To be done: From the listing below, pull out all lines with "dari" in them.

Stored items
════

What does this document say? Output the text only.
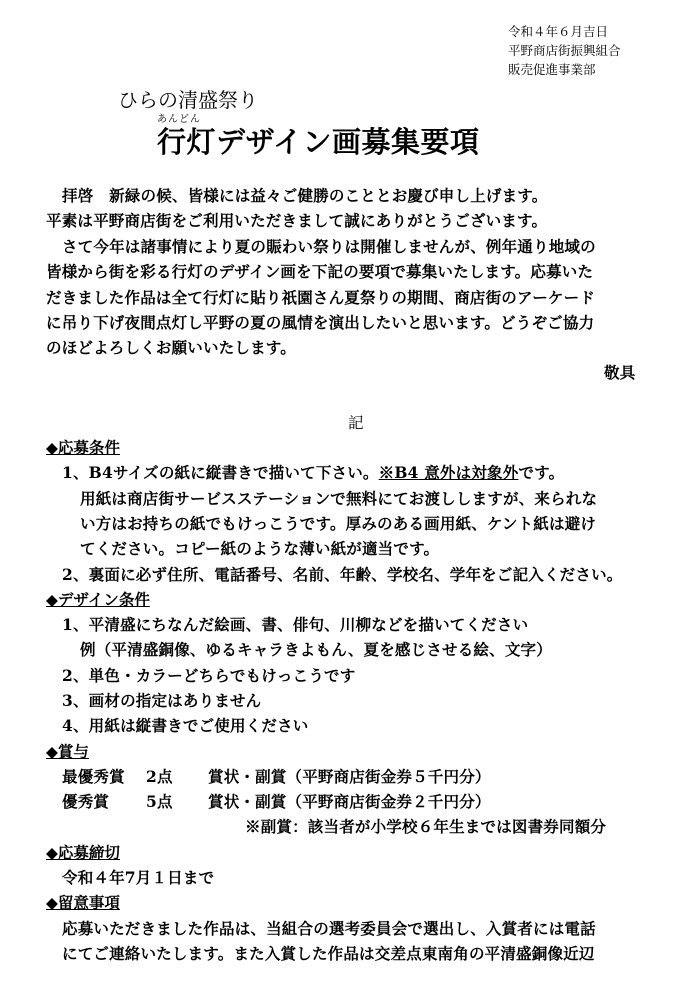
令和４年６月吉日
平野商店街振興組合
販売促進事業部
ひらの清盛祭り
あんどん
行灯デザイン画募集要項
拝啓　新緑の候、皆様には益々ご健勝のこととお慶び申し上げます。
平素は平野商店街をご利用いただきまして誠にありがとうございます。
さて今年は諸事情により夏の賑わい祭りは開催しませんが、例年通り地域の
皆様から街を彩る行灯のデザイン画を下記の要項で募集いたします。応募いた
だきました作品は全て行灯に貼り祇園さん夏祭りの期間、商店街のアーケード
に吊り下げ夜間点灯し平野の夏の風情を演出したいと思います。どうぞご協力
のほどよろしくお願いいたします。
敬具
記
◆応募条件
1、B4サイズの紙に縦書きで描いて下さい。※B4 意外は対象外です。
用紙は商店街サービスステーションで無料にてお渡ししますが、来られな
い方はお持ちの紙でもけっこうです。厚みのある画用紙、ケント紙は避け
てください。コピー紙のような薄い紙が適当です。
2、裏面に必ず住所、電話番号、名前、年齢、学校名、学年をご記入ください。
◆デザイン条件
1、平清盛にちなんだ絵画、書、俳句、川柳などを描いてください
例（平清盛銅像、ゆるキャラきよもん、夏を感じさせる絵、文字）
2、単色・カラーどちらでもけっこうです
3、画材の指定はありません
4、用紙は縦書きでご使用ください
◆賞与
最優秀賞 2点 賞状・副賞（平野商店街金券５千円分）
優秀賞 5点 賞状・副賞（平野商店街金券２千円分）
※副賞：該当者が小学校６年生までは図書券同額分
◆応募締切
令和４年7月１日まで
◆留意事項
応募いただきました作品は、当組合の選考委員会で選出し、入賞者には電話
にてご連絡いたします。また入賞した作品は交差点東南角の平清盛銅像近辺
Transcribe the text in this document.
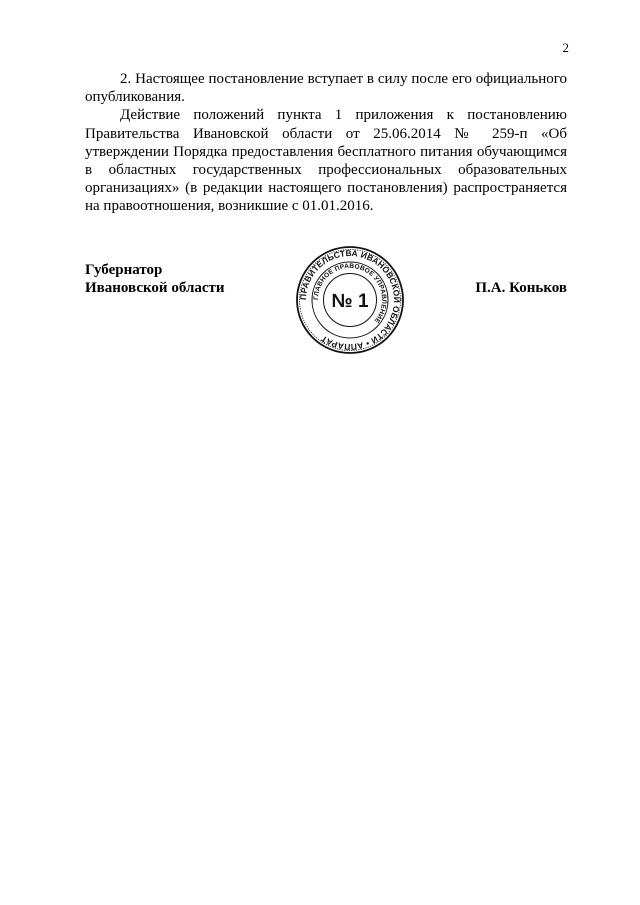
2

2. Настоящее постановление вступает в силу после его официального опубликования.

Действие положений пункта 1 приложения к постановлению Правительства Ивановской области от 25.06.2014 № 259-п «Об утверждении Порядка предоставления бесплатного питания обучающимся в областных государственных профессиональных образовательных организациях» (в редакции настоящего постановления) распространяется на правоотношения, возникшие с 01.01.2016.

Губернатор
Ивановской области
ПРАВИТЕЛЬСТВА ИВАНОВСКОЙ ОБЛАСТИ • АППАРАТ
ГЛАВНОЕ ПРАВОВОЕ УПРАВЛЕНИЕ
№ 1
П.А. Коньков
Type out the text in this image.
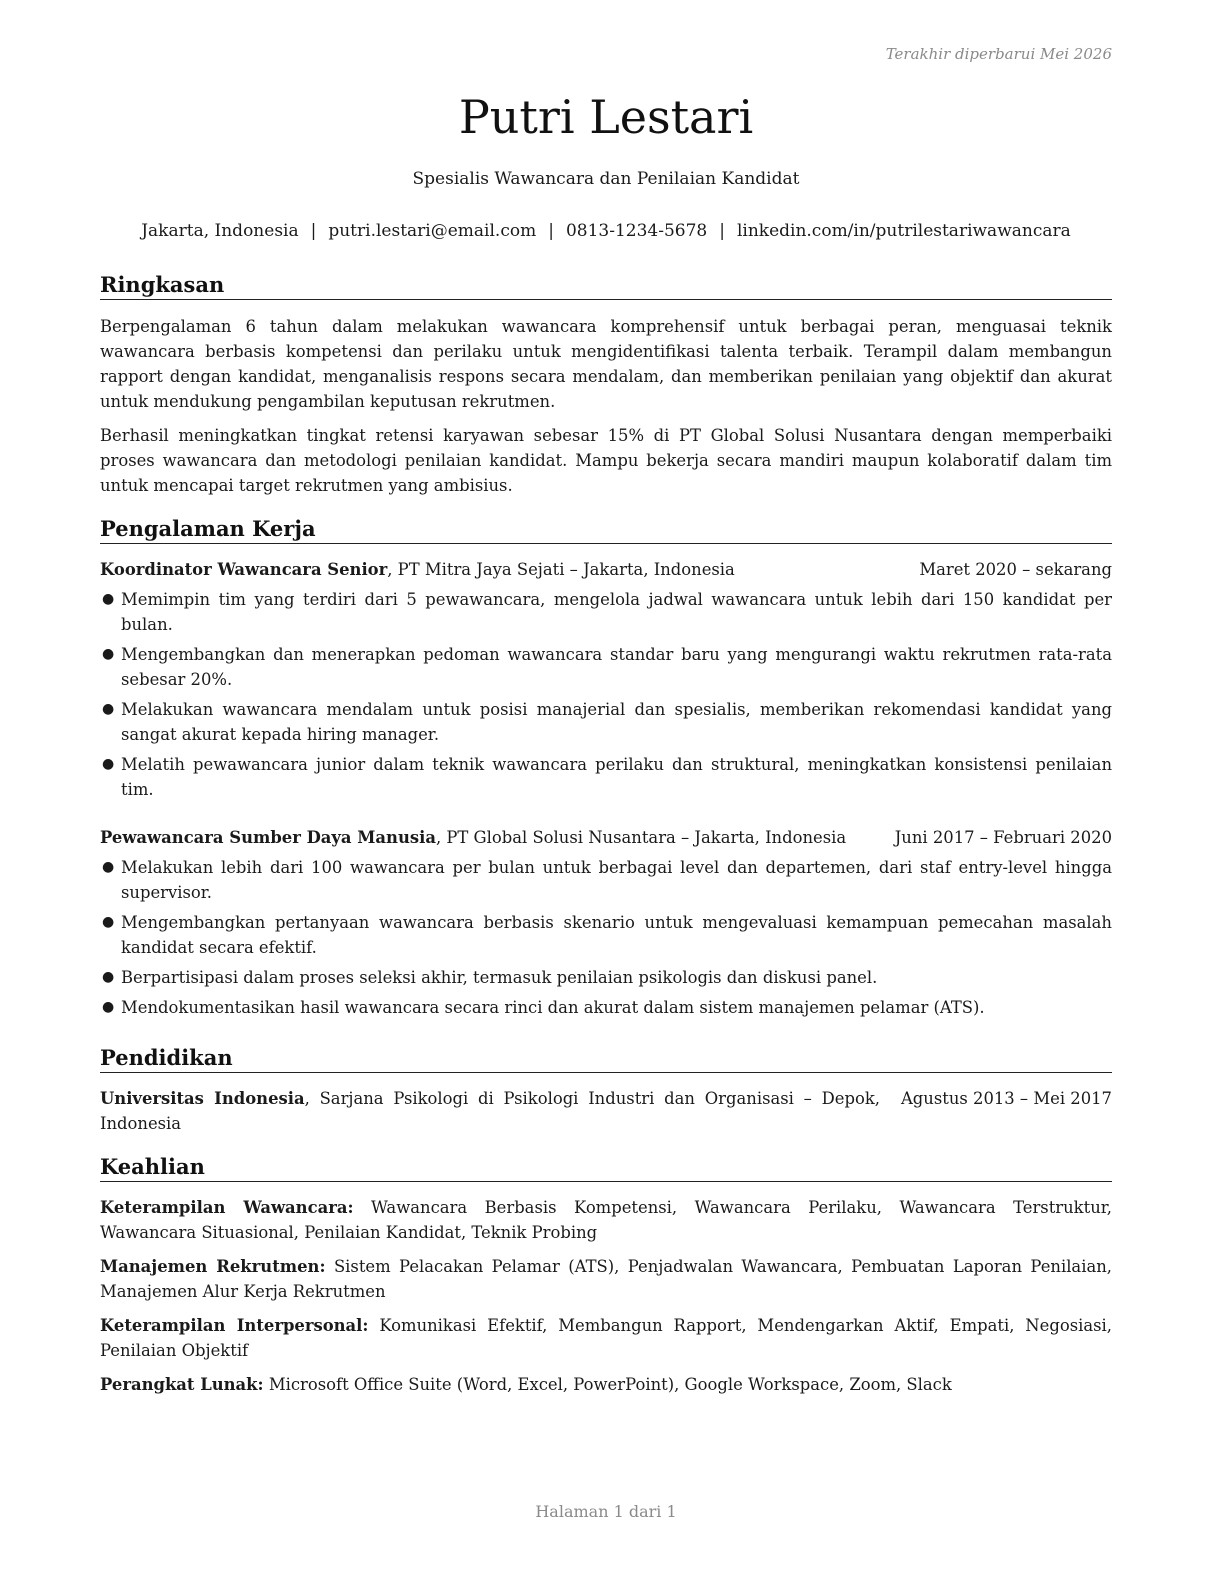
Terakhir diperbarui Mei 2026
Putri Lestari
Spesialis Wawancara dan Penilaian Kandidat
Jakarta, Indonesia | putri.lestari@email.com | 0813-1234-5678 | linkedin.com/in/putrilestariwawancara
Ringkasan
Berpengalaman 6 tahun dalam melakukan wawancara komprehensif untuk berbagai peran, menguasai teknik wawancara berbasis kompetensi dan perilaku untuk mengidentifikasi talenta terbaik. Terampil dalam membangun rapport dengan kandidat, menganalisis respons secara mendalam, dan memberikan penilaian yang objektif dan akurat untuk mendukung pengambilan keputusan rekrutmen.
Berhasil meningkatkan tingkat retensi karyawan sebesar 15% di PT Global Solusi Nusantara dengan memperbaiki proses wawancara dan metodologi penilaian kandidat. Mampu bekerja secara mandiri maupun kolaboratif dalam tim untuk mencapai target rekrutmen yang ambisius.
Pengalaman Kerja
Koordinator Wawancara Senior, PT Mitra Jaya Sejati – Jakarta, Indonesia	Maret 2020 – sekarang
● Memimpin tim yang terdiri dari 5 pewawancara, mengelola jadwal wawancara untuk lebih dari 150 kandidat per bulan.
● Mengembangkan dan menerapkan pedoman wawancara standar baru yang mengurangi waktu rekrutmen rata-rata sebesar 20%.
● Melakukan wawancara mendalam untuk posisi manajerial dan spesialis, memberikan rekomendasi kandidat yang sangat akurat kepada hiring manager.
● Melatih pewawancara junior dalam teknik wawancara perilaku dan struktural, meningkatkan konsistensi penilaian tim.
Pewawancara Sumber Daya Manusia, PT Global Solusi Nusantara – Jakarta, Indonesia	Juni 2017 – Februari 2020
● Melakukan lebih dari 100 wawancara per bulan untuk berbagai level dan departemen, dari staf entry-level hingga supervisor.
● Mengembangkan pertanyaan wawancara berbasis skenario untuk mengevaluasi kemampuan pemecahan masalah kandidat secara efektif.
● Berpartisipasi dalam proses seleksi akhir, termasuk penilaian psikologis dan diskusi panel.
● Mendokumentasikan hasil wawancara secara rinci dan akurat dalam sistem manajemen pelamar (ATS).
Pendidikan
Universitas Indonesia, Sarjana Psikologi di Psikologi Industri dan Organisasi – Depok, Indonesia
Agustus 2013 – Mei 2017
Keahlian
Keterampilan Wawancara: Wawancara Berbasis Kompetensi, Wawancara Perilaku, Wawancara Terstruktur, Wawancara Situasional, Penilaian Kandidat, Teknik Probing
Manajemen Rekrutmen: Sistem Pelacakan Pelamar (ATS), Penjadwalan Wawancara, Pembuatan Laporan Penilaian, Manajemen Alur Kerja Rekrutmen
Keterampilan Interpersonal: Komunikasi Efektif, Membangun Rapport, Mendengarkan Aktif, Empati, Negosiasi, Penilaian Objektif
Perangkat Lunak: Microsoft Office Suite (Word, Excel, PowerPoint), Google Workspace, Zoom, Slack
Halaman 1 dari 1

════

Response below:
● Memimpin tim yang terdiri dari 5 pewawancara, mengelola jadwal wawancara untuk lebih dari 150 kandidat per bulan.
● Melakukan lebih dari 100 wawancara per bulan untuk berbagai level dan departemen, dari staf entry-level hingga supervisor.
Halaman 1 dari 1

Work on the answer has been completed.